Entries from a dataset

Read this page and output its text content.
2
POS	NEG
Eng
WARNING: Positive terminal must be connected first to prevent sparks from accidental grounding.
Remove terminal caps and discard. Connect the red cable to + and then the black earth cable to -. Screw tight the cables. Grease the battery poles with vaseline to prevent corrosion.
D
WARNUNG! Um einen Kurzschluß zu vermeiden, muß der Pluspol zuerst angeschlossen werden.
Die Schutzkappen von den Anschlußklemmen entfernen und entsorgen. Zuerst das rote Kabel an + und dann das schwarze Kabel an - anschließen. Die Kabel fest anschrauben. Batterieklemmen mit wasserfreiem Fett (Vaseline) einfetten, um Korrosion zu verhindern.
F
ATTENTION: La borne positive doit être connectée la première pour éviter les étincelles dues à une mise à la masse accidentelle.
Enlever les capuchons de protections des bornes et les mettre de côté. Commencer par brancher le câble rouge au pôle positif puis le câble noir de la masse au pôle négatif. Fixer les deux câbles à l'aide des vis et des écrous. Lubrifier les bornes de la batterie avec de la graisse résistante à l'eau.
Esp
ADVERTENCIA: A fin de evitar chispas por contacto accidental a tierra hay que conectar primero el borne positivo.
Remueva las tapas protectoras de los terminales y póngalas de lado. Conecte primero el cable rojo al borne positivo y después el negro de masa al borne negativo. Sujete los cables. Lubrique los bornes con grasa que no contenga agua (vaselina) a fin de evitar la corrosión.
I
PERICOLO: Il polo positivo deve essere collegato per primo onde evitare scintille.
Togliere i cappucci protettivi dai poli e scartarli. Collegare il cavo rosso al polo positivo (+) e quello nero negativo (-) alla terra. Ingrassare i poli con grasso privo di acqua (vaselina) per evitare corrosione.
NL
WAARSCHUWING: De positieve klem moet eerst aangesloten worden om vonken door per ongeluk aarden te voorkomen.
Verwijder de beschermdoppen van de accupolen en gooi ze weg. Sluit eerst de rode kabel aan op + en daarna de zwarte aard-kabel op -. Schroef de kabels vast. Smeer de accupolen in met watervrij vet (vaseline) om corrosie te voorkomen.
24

• _WHAT THIS TASK INVOLVES_
Return each line in the records that holds the string "evitare".

• _OUTPUT OF THE TASK_
PERICOLO: Il polo positivo deve essere collegato per primo onde evitare scintille.
Togliere i cappucci protettivi dai poli e scartarli. Collegare il cavo rosso al polo positivo (+) e quello nero negativo (-) alla terra. Ingrassare i poli con grasso privo di acqua (vaselina) per evitare corrosione.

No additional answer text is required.